# start of Given information

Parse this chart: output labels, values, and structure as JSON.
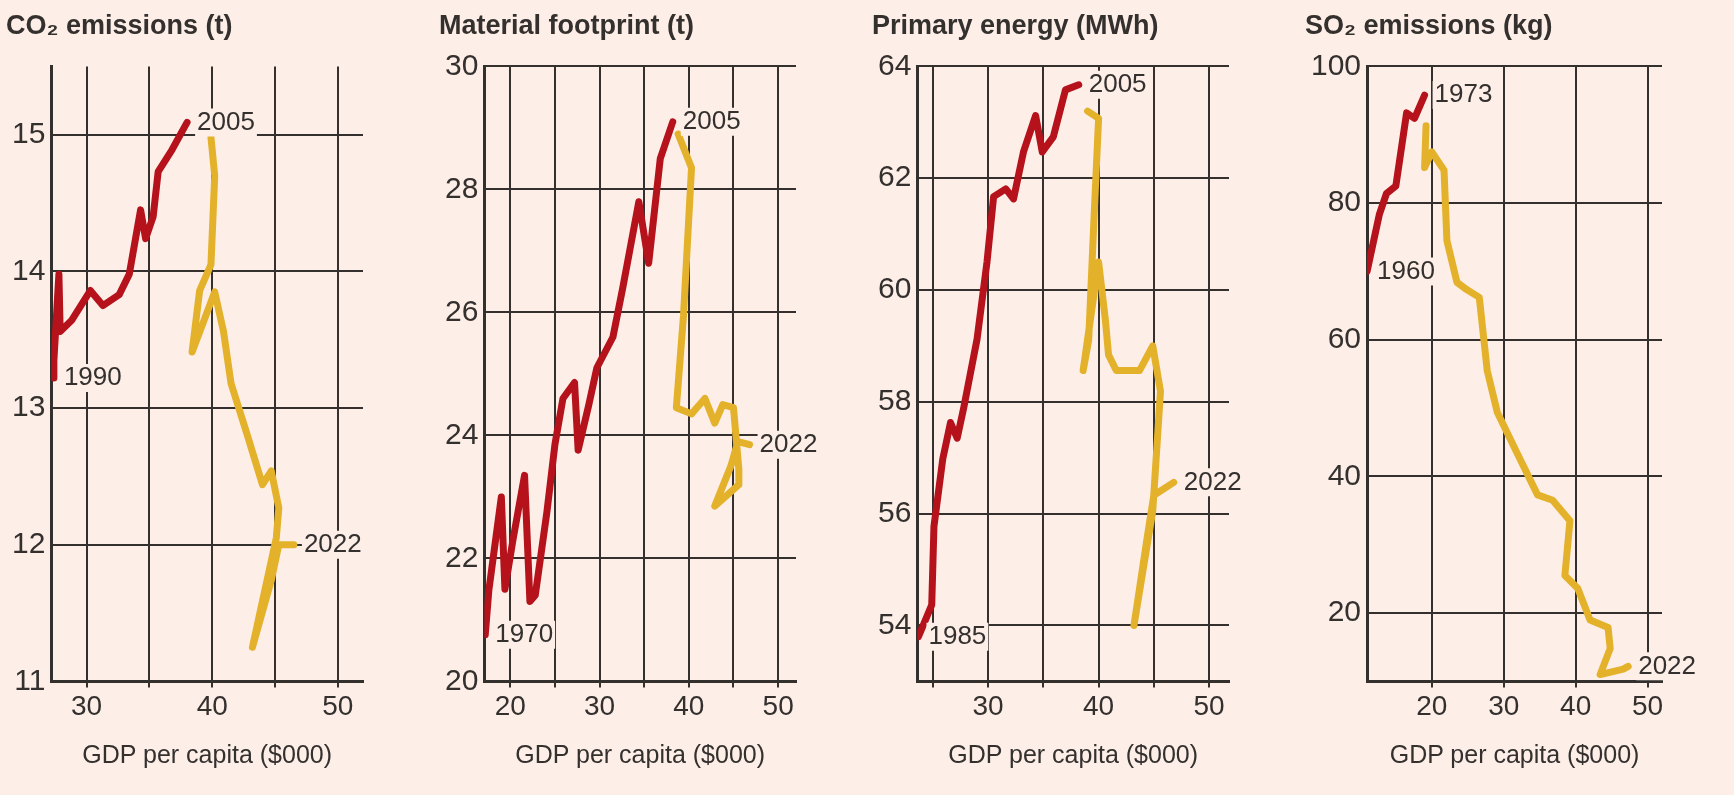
{
  "chart_data": [
    {
      "type": "line",
      "title": "CO₂ emissions (t)",
      "xlabel": "GDP per capita ($000)",
      "xlim": [
        27.2,
        52
      ],
      "ylim": [
        11,
        15.5
      ],
      "xticks": [
        30,
        {
          "value": 35,
          "label": null
        },
        40,
        {
          "value": 45,
          "label": null
        },
        50
      ],
      "yticks": [
        11,
        12,
        13,
        14,
        15
      ],
      "grid": true,
      "marker": "none",
      "line_style": "solid",
      "series": [
        {
          "color": "#b5121b",
          "x": [
            27.4,
            27.4,
            27.8,
            27.9,
            28.8,
            30.3,
            31.3,
            32.6,
            33.4,
            34.3,
            34.7,
            35.3,
            35.7,
            36.8,
            38.0
          ],
          "values": [
            13.22,
            13.35,
            13.98,
            13.56,
            13.64,
            13.86,
            13.75,
            13.83,
            13.98,
            14.45,
            14.24,
            14.4,
            14.73,
            14.89,
            15.09
          ]
        },
        {
          "color": "#e3b12a",
          "x": [
            39.9,
            40.2,
            39.9,
            39.0,
            38.4,
            40.2,
            40.9,
            41.5,
            42.8,
            44.0,
            44.7,
            45.3,
            45.1,
            43.2,
            44.7,
            45.3,
            46.5
          ],
          "values": [
            14.98,
            14.7,
            14.05,
            13.86,
            13.41,
            13.85,
            13.56,
            13.18,
            12.8,
            12.44,
            12.54,
            12.27,
            12.05,
            11.25,
            11.74,
            12.0,
            12.0
          ]
        }
      ],
      "annotations": [
        {
          "text": "1990",
          "x": 27.4,
          "y": 13.22
        },
        {
          "text": "2005",
          "x": 38.0,
          "y": 15.09
        },
        {
          "text": "2022",
          "x": 46.5,
          "y": 12.0
        }
      ]
    },
    {
      "type": "line",
      "title": "Material footprint (t)",
      "xlabel": "GDP per capita ($000)",
      "xlim": [
        17.1,
        52
      ],
      "ylim": [
        20,
        30
      ],
      "xticks": [
        20,
        {
          "value": 25,
          "label": null
        },
        30,
        {
          "value": 35,
          "label": null
        },
        40,
        {
          "value": 45,
          "label": null
        },
        50
      ],
      "yticks": [
        20,
        22,
        24,
        26,
        28,
        30
      ],
      "grid": true,
      "marker": "none",
      "line_style": "solid",
      "series": [
        {
          "color": "#b5121b",
          "x": [
            17.2,
            17.6,
            19.0,
            19.4,
            20.3,
            21.6,
            22.2,
            22.8,
            24.1,
            25.0,
            25.9,
            27.2,
            27.6,
            28.8,
            29.7,
            31.5,
            32.6,
            34.4,
            35.5,
            36.8,
            38.2
          ],
          "values": [
            20.76,
            21.48,
            23.0,
            21.5,
            22.3,
            23.35,
            21.3,
            21.4,
            22.75,
            23.85,
            24.6,
            24.86,
            23.76,
            24.5,
            25.1,
            25.6,
            26.4,
            27.8,
            26.8,
            28.5,
            29.1
          ]
        },
        {
          "color": "#e3b12a",
          "x": [
            38.8,
            40.3,
            39.4,
            38.6,
            40.3,
            41.8,
            42.9,
            43.8,
            45.0,
            45.6,
            45.6,
            42.9,
            44.7,
            45.5,
            46.8
          ],
          "values": [
            28.9,
            28.35,
            25.95,
            24.45,
            24.35,
            24.6,
            24.2,
            24.5,
            24.45,
            23.45,
            23.2,
            22.85,
            23.5,
            23.9,
            23.85
          ]
        }
      ],
      "annotations": [
        {
          "text": "1970",
          "x": 17.2,
          "y": 20.76
        },
        {
          "text": "2005",
          "x": 38.2,
          "y": 29.1
        },
        {
          "text": "2022",
          "x": 46.8,
          "y": 23.85
        }
      ]
    },
    {
      "type": "line",
      "title": "Primary energy (MWh)",
      "xlabel": "GDP per capita ($000)",
      "xlim": [
        23.6,
        51.8
      ],
      "ylim": [
        53,
        64
      ],
      "xticks": [
        {
          "value": 25,
          "label": null
        },
        30,
        {
          "value": 35,
          "label": null
        },
        40,
        {
          "value": 45,
          "label": null
        },
        50
      ],
      "yticks": [
        54,
        56,
        58,
        60,
        62,
        64
      ],
      "grid": true,
      "marker": "none",
      "line_style": "solid",
      "series": [
        {
          "color": "#b5121b",
          "x": [
            23.7,
            24.9,
            25.1,
            25.9,
            26.6,
            27.2,
            27.8,
            29.0,
            29.9,
            30.5,
            31.6,
            32.3,
            33.2,
            34.3,
            34.9,
            35.9,
            37.0,
            38.2
          ],
          "values": [
            53.8,
            54.37,
            55.77,
            56.98,
            57.63,
            57.35,
            57.9,
            59.12,
            60.5,
            61.67,
            61.81,
            61.63,
            62.47,
            63.12,
            62.47,
            62.74,
            63.58,
            63.67
          ]
        },
        {
          "color": "#e3b12a",
          "x": [
            39.0,
            40.0,
            39.6,
            39.1,
            38.6,
            40.0,
            40.6,
            40.9,
            41.6,
            43.7,
            44.9,
            45.6,
            44.9,
            43.2,
            44.4,
            45.0,
            46.8
          ],
          "values": [
            63.2,
            63.07,
            61.35,
            59.1,
            58.56,
            60.5,
            59.49,
            58.84,
            58.56,
            58.56,
            59.0,
            58.19,
            56.05,
            54.0,
            55.58,
            56.33,
            56.56
          ]
        }
      ],
      "annotations": [
        {
          "text": "1985",
          "x": 23.7,
          "y": 53.8
        },
        {
          "text": "2005",
          "x": 38.2,
          "y": 63.67
        },
        {
          "text": "2022",
          "x": 46.8,
          "y": 56.56
        }
      ]
    },
    {
      "type": "line",
      "title": "SO₂ emissions (kg)",
      "xlabel": "GDP per capita ($000)",
      "xlim": [
        11,
        52
      ],
      "ylim": [
        10,
        100
      ],
      "xticks": [
        20,
        30,
        40,
        50
      ],
      "yticks": [
        20,
        40,
        60,
        80,
        100
      ],
      "grid": true,
      "marker": "none",
      "line_style": "solid",
      "series": [
        {
          "color": "#b5121b",
          "x": [
            11.0,
            12.7,
            13.7,
            15.0,
            16.5,
            17.6,
            19.0
          ],
          "values": [
            70.0,
            78.3,
            81.4,
            82.5,
            93.2,
            92.4,
            95.8
          ]
        },
        {
          "color": "#e3b12a",
          "x": [
            19.2,
            19.0,
            20.0,
            21.7,
            22.1,
            23.5,
            24.9,
            26.6,
            27.7,
            29.1,
            31.9,
            34.7,
            36.8,
            39.2,
            38.5,
            40.3,
            42.0,
            44.5,
            44.8,
            43.4,
            46.6,
            47.3
          ],
          "values": [
            91.3,
            85.2,
            87.5,
            84.8,
            74.5,
            68.4,
            67.3,
            66.2,
            55.5,
            49.4,
            43.3,
            37.3,
            36.5,
            33.5,
            25.5,
            23.6,
            19.0,
            17.9,
            14.8,
            11.0,
            11.8,
            12.2
          ]
        }
      ],
      "annotations": [
        {
          "text": "1960",
          "x": 11.0,
          "y": 70.0
        },
        {
          "text": "1973",
          "x": 19.0,
          "y": 95.8
        },
        {
          "text": "2022",
          "x": 47.3,
          "y": 12.2
        }
      ]
    }
  ]
}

# end of Given information

Written task — Strip out the images, then output the records above word for word.

Correct result —
Parse this chart: output labels, values, and structure as JSON.
{
  "chart_data": [
    {
      "type": "line",
      "title": "CO₂ emissions (t)",
      "xlabel": "GDP per capita ($000)",
      "xlim": [
        27.2,
        52
      ],
      "ylim": [
        11,
        15.5
      ],
      "xticks": [
        30,
        {
          "value": 35,
          "label": null
        },
        40,
        {
          "value": 45,
          "label": null
        },
        50
      ],
      "yticks": [
        11,
        12,
        13,
        14,
        15
      ],
      "grid": true,
      "marker": "none",
      "line_style": "solid",
      "series": [
        {
          "color": "#b5121b",
          "x": [
            27.4,
            27.4,
            27.8,
            27.9,
            28.8,
            30.3,
            31.3,
            32.6,
            33.4,
            34.3,
            34.7,
            35.3,
            35.7,
            36.8,
            38.0
          ],
          "values": [
            13.22,
            13.35,
            13.98,
            13.56,
            13.64,
            13.86,
            13.75,
            13.83,
            13.98,
            14.45,
            14.24,
            14.4,
            14.73,
            14.89,
            15.09
          ]
        },
        {
          "color": "#e3b12a",
          "x": [
            39.9,
            40.2,
            39.9,
            39.0,
            38.4,
            40.2,
            40.9,
            41.5,
            42.8,
            44.0,
            44.7,
            45.3,
            45.1,
            43.2,
            44.7,
            45.3,
            46.5
          ],
          "values": [
            14.98,
            14.7,
            14.05,
            13.86,
            13.41,
            13.85,
            13.56,
            13.18,
            12.8,
            12.44,
            12.54,
            12.27,
            12.05,
            11.25,
            11.74,
            12.0,
            12.0
          ]
        }
      ],
      "annotations": [
        {
          "text": "1990",
          "x": 27.4,
          "y": 13.22
        },
        {
          "text": "2005",
          "x": 38.0,
          "y": 15.09
        },
        {
          "text": "2022",
          "x": 46.5,
          "y": 12.0
        }
      ]
    },
    {
      "type": "line",
      "title": "Material footprint (t)",
      "xlabel": "GDP per capita ($000)",
      "xlim": [
        17.1,
        52
      ],
      "ylim": [
        20,
        30
      ],
      "xticks": [
        20,
        {
          "value": 25,
          "label": null
        },
        30,
        {
          "value": 35,
          "label": null
        },
        40,
        {
          "value": 45,
          "label": null
        },
        50
      ],
      "yticks": [
        20,
        22,
        24,
        26,
        28,
        30
      ],
      "grid": true,
      "marker": "none",
      "line_style": "solid",
      "series": [
        {
          "color": "#b5121b",
          "x": [
            17.2,
            17.6,
            19.0,
            19.4,
            20.3,
            21.6,
            22.2,
            22.8,
            24.1,
            25.0,
            25.9,
            27.2,
            27.6,
            28.8,
            29.7,
            31.5,
            32.6,
            34.4,
            35.5,
            36.8,
            38.2
          ],
          "values": [
            20.76,
            21.48,
            23.0,
            21.5,
            22.3,
            23.35,
            21.3,
            21.4,
            22.75,
            23.85,
            24.6,
            24.86,
            23.76,
            24.5,
            25.1,
            25.6,
            26.4,
            27.8,
            26.8,
            28.5,
            29.1
          ]
        },
        {
          "color": "#e3b12a",
          "x": [
            38.8,
            40.3,
            39.4,
            38.6,
            40.3,
            41.8,
            42.9,
            43.8,
            45.0,
            45.6,
            45.6,
            42.9,
            44.7,
            45.5,
            46.8
          ],
          "values": [
            28.9,
            28.35,
            25.95,
            24.45,
            24.35,
            24.6,
            24.2,
            24.5,
            24.45,
            23.45,
            23.2,
            22.85,
            23.5,
            23.9,
            23.85
          ]
        }
      ],
      "annotations": [
        {
          "text": "1970",
          "x": 17.2,
          "y": 20.76
        },
        {
          "text": "2005",
          "x": 38.2,
          "y": 29.1
        },
        {
          "text": "2022",
          "x": 46.8,
          "y": 23.85
        }
      ]
    },
    {
      "type": "line",
      "title": "Primary energy (MWh)",
      "xlabel": "GDP per capita ($000)",
      "xlim": [
        23.6,
        51.8
      ],
      "ylim": [
        53,
        64
      ],
      "xticks": [
        {
          "value": 25,
          "label": null
        },
        30,
        {
          "value": 35,
          "label": null
        },
        40,
        {
          "value": 45,
          "label": null
        },
        50
      ],
      "yticks": [
        54,
        56,
        58,
        60,
        62,
        64
      ],
      "grid": true,
      "marker": "none",
      "line_style": "solid",
      "series": [
        {
          "color": "#b5121b",
          "x": [
            23.7,
            24.9,
            25.1,
            25.9,
            26.6,
            27.2,
            27.8,
            29.0,
            29.9,
            30.5,
            31.6,
            32.3,
            33.2,
            34.3,
            34.9,
            35.9,
            37.0,
            38.2
          ],
          "values": [
            53.8,
            54.37,
            55.77,
            56.98,
            57.63,
            57.35,
            57.9,
            59.12,
            60.5,
            61.67,
            61.81,
            61.63,
            62.47,
            63.12,
            62.47,
            62.74,
            63.58,
            63.67
          ]
        },
        {
          "color": "#e3b12a",
          "x": [
            39.0,
            40.0,
            39.6,
            39.1,
            38.6,
            40.0,
            40.6,
            40.9,
            41.6,
            43.7,
            44.9,
            45.6,
            44.9,
            43.2,
            44.4,
            45.0,
            46.8
          ],
          "values": [
            63.2,
            63.07,
            61.35,
            59.1,
            58.56,
            60.5,
            59.49,
            58.84,
            58.56,
            58.56,
            59.0,
            58.19,
            56.05,
            54.0,
            55.58,
            56.33,
            56.56
          ]
        }
      ],
      "annotations": [
        {
          "text": "1985",
          "x": 23.7,
          "y": 53.8
        },
        {
          "text": "2005",
          "x": 38.2,
          "y": 63.67
        },
        {
          "text": "2022",
          "x": 46.8,
          "y": 56.56
        }
      ]
    },
    {
      "type": "line",
      "title": "SO₂ emissions (kg)",
      "xlabel": "GDP per capita ($000)",
      "xlim": [
        11,
        52
      ],
      "ylim": [
        10,
        100
      ],
      "xticks": [
        20,
        30,
        40,
        50
      ],
      "yticks": [
        20,
        40,
        60,
        80,
        100
      ],
      "grid": true,
      "marker": "none",
      "line_style": "solid",
      "series": [
        {
          "color": "#b5121b",
          "x": [
            11.0,
            12.7,
            13.7,
            15.0,
            16.5,
            17.6,
            19.0
          ],
          "values": [
            70.0,
            78.3,
            81.4,
            82.5,
            93.2,
            92.4,
            95.8
          ]
        },
        {
          "color": "#e3b12a",
          "x": [
            19.2,
            19.0,
            20.0,
            21.7,
            22.1,
            23.5,
            24.9,
            26.6,
            27.7,
            29.1,
            31.9,
            34.7,
            36.8,
            39.2,
            38.5,
            40.3,
            42.0,
            44.5,
            44.8,
            43.4,
            46.6,
            47.3
          ],
          "values": [
            91.3,
            85.2,
            87.5,
            84.8,
            74.5,
            68.4,
            67.3,
            66.2,
            55.5,
            49.4,
            43.3,
            37.3,
            36.5,
            33.5,
            25.5,
            23.6,
            19.0,
            17.9,
            14.8,
            11.0,
            11.8,
            12.2
          ]
        }
      ],
      "annotations": [
        {
          "text": "1960",
          "x": 11.0,
          "y": 70.0
        },
        {
          "text": "1973",
          "x": 19.0,
          "y": 95.8
        },
        {
          "text": "2022",
          "x": 47.3,
          "y": 12.2
        }
      ]
    }
  ]
}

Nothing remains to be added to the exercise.